◆ Set exercise ◆
Find each line with "look" and copy it.

◆ Material ◆
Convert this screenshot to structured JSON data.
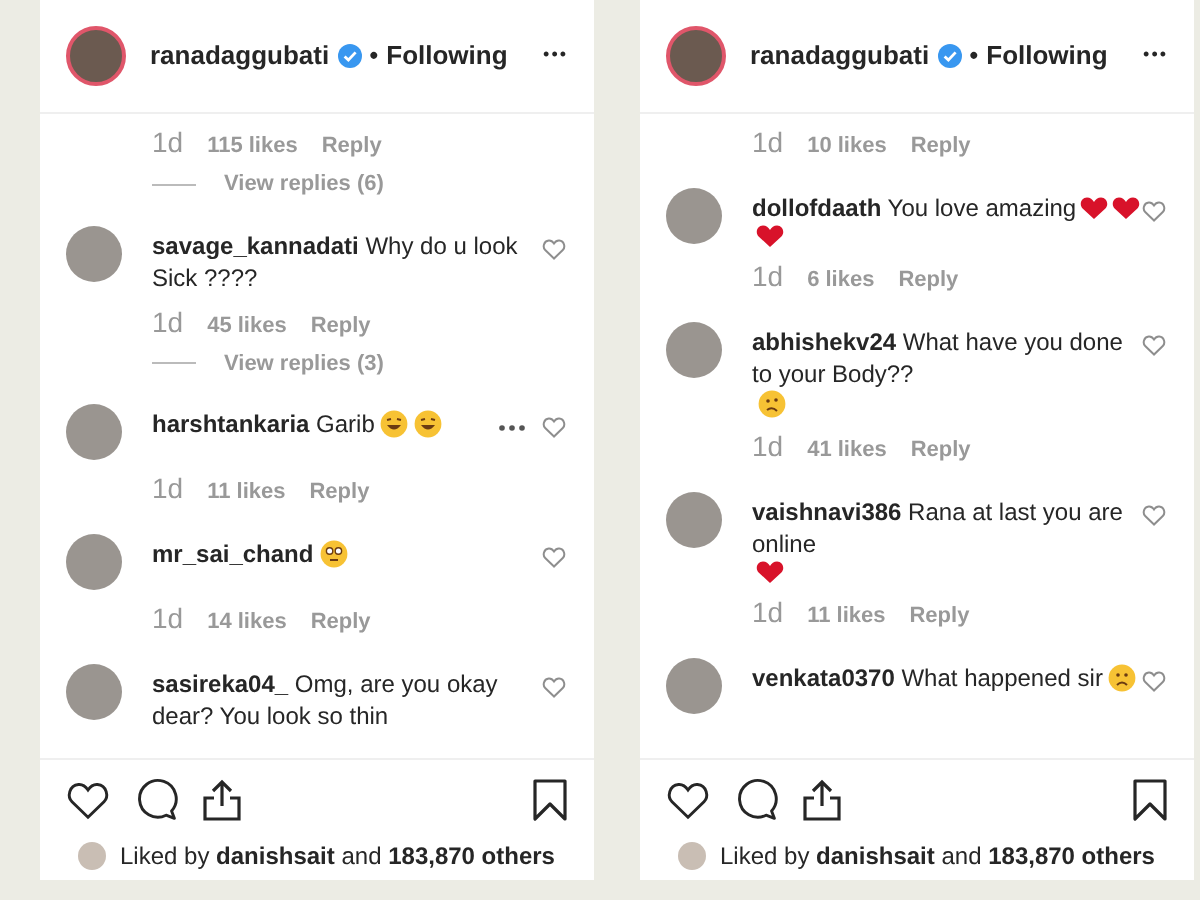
{
  "panels": [
    {
      "header": {
        "username": "ranadaggubati",
        "separator": "•",
        "follow": "Following",
        "more": "•••"
      },
      "comments": [
        {
          "kind": "meta",
          "time": "1d",
          "likes": "115 likes",
          "reply": "Reply",
          "view_replies": "View replies (6)"
        },
        {
          "kind": "comment",
          "text": "**savage_kannadati** Why do u look Sick ????",
          "options": false
        },
        {
          "kind": "meta",
          "time": "1d",
          "likes": "45 likes",
          "reply": "Reply",
          "view_replies": "View replies (3)"
        },
        {
          "kind": "comment",
          "text": "**harshtankaria** Garib",
          "emojis": [
            {
              "kind": "laugh"
            },
            {
              "kind": "laugh"
            }
          ],
          "options": true
        },
        {
          "kind": "meta",
          "time": "1d",
          "likes": "11 likes",
          "reply": "Reply"
        },
        {
          "kind": "comment",
          "text": "**mr_sai_chand**",
          "emojis": [
            {
              "kind": "flushed"
            }
          ],
          "options": false
        },
        {
          "kind": "meta",
          "time": "1d",
          "likes": "14 likes",
          "reply": "Reply"
        },
        {
          "kind": "comment",
          "text": "**sasireka04_** Omg, are you okay dear? You look so thin",
          "options": false
        }
      ],
      "liked_by": "Liked by **danishsait** and **183,870 others**"
    },
    {
      "header": {
        "username": "ranadaggubati",
        "separator": "•",
        "follow": "Following",
        "more": "•••"
      },
      "comments": [
        {
          "kind": "meta",
          "time": "1d",
          "likes": "10 likes",
          "reply": "Reply"
        },
        {
          "kind": "comment",
          "text": "**dollofdaath** You love amazing",
          "emojis": [
            {
              "kind": "heart"
            },
            {
              "kind": "heart"
            },
            {
              "kind": "heart"
            }
          ],
          "options": false
        },
        {
          "kind": "meta",
          "time": "1d",
          "likes": "6 likes",
          "reply": "Reply"
        },
        {
          "kind": "comment",
          "text": "**abhishekv24** What have you done to your Body??",
          "emojis": [
            {
              "kind": "confused"
            }
          ],
          "options": false
        },
        {
          "kind": "meta",
          "time": "1d",
          "likes": "41 likes",
          "reply": "Reply"
        },
        {
          "kind": "comment",
          "text": "**vaishnavi386** Rana at last you are online",
          "emojis": [
            {
              "kind": "heart"
            }
          ],
          "options": false
        },
        {
          "kind": "meta",
          "time": "1d",
          "likes": "11 likes",
          "reply": "Reply"
        },
        {
          "kind": "comment",
          "text": "**venkata0370** What happened sir",
          "emojis": [
            {
              "kind": "sad"
            }
          ],
          "options": false
        }
      ],
      "liked_by": "Liked by **danishsait** and **183,870 others**"
    }
  ]
}
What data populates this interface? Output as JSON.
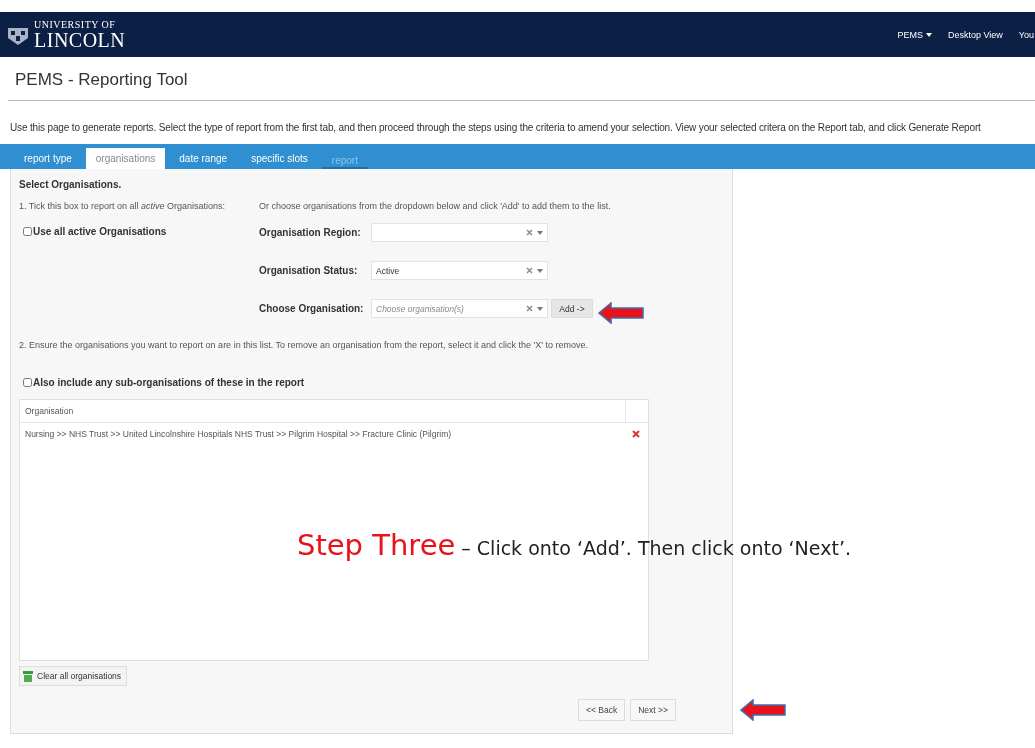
{
  "header": {
    "logo_line1": "UNIVERSITY OF",
    "logo_line2": "LINCOLN",
    "nav": [
      {
        "label": "PEMS",
        "dropdown": true
      },
      {
        "label": "Desktop View",
        "dropdown": false
      },
      {
        "label": "You",
        "dropdown": false
      }
    ]
  },
  "page_title": "PEMS - Reporting Tool",
  "intro": "Use this page to generate reports. Select the type of report from the first tab, and then proceed through the steps using the criteria to amend your selection. View your selected critera on the Report tab, and click Generate Report",
  "tabs": [
    {
      "label": "report type",
      "selected": false,
      "disabled": false
    },
    {
      "label": "organisations",
      "selected": true,
      "disabled": false
    },
    {
      "label": "date range",
      "selected": false,
      "disabled": false
    },
    {
      "label": "specific slots",
      "selected": false,
      "disabled": false
    },
    {
      "label": "report",
      "selected": false,
      "disabled": true
    }
  ],
  "section_title": "Select Organisations.",
  "step1": "1. Tick this box to report on all *active* Organisations:",
  "step1_alt": "Or choose organisations from the dropdown below and click 'Add' to add them to the list.",
  "use_all": {
    "label": "Use all active Organisations",
    "checked": false
  },
  "fields": [
    {
      "label": "Organisation Region:"
    },
    {
      "label": "Organisation Status:",
      "value": "Active"
    },
    {
      "label": "Choose Organisation:",
      "placeholder": "Choose organisation(s)",
      "button": "Add ->"
    }
  ],
  "step2": "2. Ensure the organisations you want to report on are in this list. To remove an organisation from the report, select it and click the 'X' to remove.",
  "include_sub": {
    "label": "Also include any sub-organisations of these in the report",
    "checked": false
  },
  "table": {
    "columns": [
      "Organisation"
    ],
    "rows": [
      "Nursing >> NHS Trust >> United Lincolnshire Hospitals NHS Trust >> Pilgrim Hospital >> Fracture Clinic (Pilgrim)"
    ]
  },
  "clear_button": "Clear all organisations",
  "nav_buttons": [
    "<< Back",
    "Next >>"
  ],
  "annotation": {
    "step": "Step Three",
    "text": "– Click onto ‘Add’.  Then click onto ‘Next’."
  }
}
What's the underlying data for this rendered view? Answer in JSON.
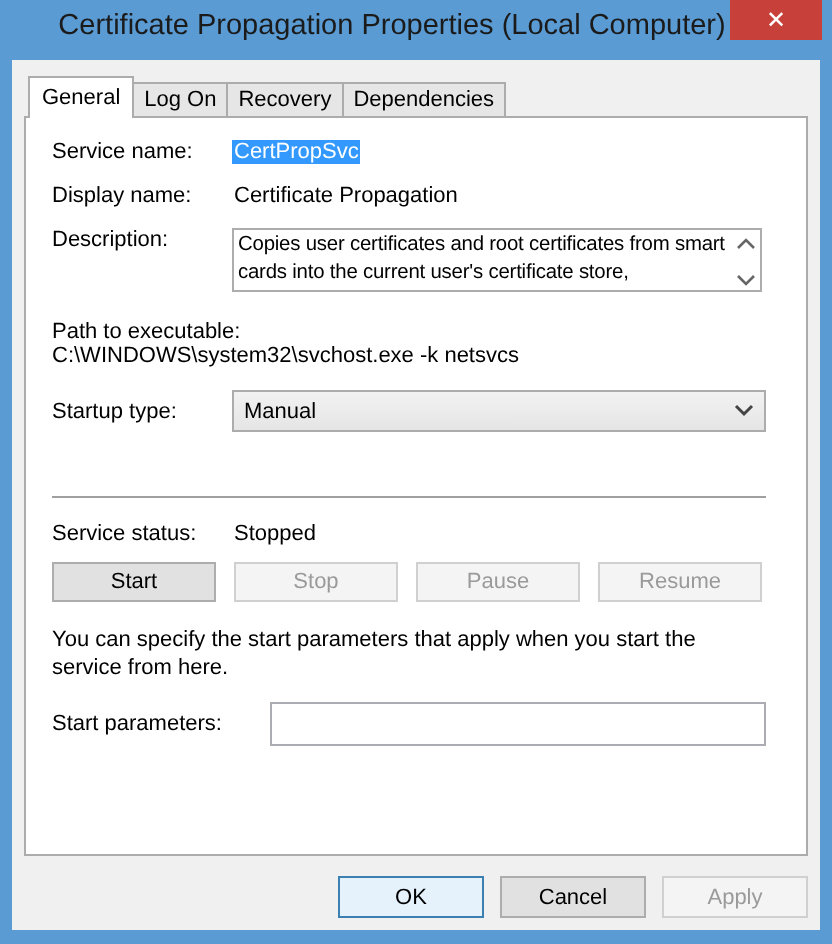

◆ Final result ◆
          "text": "**savage_kannadati** Why do u look Sick ????",
          "text": "**sasireka04_** Omg, are you okay dear? You look so thin",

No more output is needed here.